Goal
Copy out all the data, word for word.
────
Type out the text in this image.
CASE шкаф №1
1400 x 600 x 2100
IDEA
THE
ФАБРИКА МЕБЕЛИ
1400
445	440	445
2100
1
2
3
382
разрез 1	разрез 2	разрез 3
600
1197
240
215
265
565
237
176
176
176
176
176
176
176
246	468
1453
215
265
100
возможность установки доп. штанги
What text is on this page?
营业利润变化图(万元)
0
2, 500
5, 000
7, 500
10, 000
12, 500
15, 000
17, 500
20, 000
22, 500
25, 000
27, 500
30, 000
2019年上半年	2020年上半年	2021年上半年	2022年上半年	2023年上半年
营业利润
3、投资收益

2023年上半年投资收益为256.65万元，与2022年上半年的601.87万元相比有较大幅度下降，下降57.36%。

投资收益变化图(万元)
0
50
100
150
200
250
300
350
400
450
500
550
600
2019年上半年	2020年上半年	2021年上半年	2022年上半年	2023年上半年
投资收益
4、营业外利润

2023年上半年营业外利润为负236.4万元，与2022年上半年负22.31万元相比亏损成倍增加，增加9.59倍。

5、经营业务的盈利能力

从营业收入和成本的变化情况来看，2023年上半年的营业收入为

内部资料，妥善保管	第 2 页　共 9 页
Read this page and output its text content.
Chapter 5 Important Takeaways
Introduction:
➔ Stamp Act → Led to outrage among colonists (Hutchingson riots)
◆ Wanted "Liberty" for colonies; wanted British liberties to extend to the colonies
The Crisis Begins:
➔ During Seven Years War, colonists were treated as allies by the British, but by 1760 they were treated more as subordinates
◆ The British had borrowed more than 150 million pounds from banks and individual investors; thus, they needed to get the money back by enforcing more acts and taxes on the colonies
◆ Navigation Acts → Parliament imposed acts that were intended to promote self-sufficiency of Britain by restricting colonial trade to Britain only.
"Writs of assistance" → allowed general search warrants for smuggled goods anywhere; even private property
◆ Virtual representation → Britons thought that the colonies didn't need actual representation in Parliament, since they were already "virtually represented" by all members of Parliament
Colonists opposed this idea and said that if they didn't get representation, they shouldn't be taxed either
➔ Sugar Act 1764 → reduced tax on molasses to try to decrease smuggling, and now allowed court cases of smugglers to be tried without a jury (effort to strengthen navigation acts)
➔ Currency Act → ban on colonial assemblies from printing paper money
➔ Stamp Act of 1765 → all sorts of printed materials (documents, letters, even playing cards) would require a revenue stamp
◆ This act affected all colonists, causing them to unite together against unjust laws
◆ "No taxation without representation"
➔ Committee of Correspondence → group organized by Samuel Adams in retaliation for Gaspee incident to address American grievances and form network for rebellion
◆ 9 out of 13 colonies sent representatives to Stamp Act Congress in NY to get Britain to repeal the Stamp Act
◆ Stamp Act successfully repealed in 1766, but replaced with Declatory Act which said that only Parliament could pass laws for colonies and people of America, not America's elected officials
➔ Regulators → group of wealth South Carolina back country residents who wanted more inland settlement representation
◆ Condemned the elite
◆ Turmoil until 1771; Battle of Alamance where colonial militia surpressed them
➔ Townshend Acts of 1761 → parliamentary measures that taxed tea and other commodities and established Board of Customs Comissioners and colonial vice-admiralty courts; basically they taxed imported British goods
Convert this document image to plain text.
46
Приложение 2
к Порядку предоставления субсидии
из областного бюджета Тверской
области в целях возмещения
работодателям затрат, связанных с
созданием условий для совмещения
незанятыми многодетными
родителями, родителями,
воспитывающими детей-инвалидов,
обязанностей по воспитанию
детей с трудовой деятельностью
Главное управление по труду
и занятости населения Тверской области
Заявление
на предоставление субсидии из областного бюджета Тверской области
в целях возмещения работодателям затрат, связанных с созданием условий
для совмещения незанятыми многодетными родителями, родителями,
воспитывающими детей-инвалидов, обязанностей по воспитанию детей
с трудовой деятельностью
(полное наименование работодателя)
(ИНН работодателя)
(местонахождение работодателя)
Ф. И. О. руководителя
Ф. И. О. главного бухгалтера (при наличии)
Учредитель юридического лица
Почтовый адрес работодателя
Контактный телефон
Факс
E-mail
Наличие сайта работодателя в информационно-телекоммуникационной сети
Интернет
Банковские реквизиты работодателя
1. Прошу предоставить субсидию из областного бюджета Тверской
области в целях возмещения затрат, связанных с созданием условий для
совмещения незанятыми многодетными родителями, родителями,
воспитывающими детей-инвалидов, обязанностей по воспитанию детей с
────
Output below
Type out the text in this image.
CASE шкаф №1
1400 x 600 x 2100
IDEA
THE
ФАБРИКА МЕБЕЛИ
1400
445	440	445
2100
1
2
3
382
разрез 1	разрез 2	разрез 3
600
1197
240
215
265
565
237
176
176
176
176
176
176
176
246	468
1453
215
265
100
возможность установки доп. штанги
What text is on this page?
营业利润变化图(万元)
0
2, 500
5, 000
7, 500
10, 000
12, 500
15, 000
17, 500
20, 000
22, 500
25, 000
27, 500
30, 000
2019年上半年	2020年上半年	2021年上半年	2022年上半年	2023年上半年
营业利润
3、投资收益

2023年上半年投资收益为256.65万元，与2022年上半年的601.87万元相比有较大幅度下降，下降57.36%。

投资收益变化图(万元)
0
50
100
150
200
250
300
350
400
450
500
550
600
2019年上半年	2020年上半年	2021年上半年	2022年上半年	2023年上半年
投资收益
4、营业外利润

2023年上半年营业外利润为负236.4万元，与2022年上半年负22.31万元相比亏损成倍增加，增加9.59倍。

5、经营业务的盈利能力

从营业收入和成本的变化情况来看，2023年上半年的营业收入为

内部资料，妥善保管	第 2 页　共 9 页
Read this page and output its text content.
Chapter 5 Important Takeaways
Introduction:
➔ Stamp Act → Led to outrage among colonists (Hutchingson riots)
◆ Wanted "Liberty" for colonies; wanted British liberties to extend to the colonies
The Crisis Begins:
➔ During Seven Years War, colonists were treated as allies by the British, but by 1760 they were treated more as subordinates
◆ The British had borrowed more than 150 million pounds from banks and individual investors; thus, they needed to get the money back by enforcing more acts and taxes on the colonies
◆ Navigation Acts → Parliament imposed acts that were intended to promote self-sufficiency of Britain by restricting colonial trade to Britain only.
"Writs of assistance" → allowed general search warrants for smuggled goods anywhere; even private property
◆ Virtual representation → Britons thought that the colonies didn't need actual representation in Parliament, since they were already "virtually represented" by all members of Parliament
Colonists opposed this idea and said that if they didn't get representation, they shouldn't be taxed either
➔ Sugar Act 1764 → reduced tax on molasses to try to decrease smuggling, and now allowed court cases of smugglers to be tried without a jury (effort to strengthen navigation acts)
➔ Currency Act → ban on colonial assemblies from printing paper money
➔ Stamp Act of 1765 → all sorts of printed materials (documents, letters, even playing cards) would require a revenue stamp
◆ This act affected all colonists, causing them to unite together against unjust laws
◆ "No taxation without representation"
➔ Committee of Correspondence → group organized by Samuel Adams in retaliation for Gaspee incident to address American grievances and form network for rebellion
◆ 9 out of 13 colonies sent representatives to Stamp Act Congress in NY to get Britain to repeal the Stamp Act
◆ Stamp Act successfully repealed in 1766, but replaced with Declatory Act which said that only Parliament could pass laws for colonies and people of America, not America's elected officials
➔ Regulators → group of wealth South Carolina back country residents who wanted more inland settlement representation
◆ Condemned the elite
◆ Turmoil until 1771; Battle of Alamance where colonial militia surpressed them
➔ Townshend Acts of 1761 → parliamentary measures that taxed tea and other commodities and established Board of Customs Comissioners and colonial vice-admiralty courts; basically they taxed imported British goods
Convert this document image to plain text.
46
Приложение 2
к Порядку предоставления субсидии
из областного бюджета Тверской
области в целях возмещения
работодателям затрат, связанных с
созданием условий для совмещения
незанятыми многодетными
родителями, родителями,
воспитывающими детей-инвалидов,
обязанностей по воспитанию
детей с трудовой деятельностью
Главное управление по труду
и занятости населения Тверской области
Заявление
на предоставление субсидии из областного бюджета Тверской области
в целях возмещения работодателям затрат, связанных с созданием условий
для совмещения незанятыми многодетными родителями, родителями,
воспитывающими детей-инвалидов, обязанностей по воспитанию детей
с трудовой деятельностью
(полное наименование работодателя)
(ИНН работодателя)
(местонахождение работодателя)
Ф. И. О. руководителя
Ф. И. О. главного бухгалтера (при наличии)
Учредитель юридического лица
Почтовый адрес работодателя
Контактный телефон
Факс
E-mail
Наличие сайта работодателя в информационно-телекоммуникационной сети
Интернет
Банковские реквизиты работодателя
1. Прошу предоставить субсидию из областного бюджета Тверской
области в целях возмещения затрат, связанных с созданием условий для
совмещения незанятыми многодетными родителями, родителями,
воспитывающими детей-инвалидов, обязанностей по воспитанию детей с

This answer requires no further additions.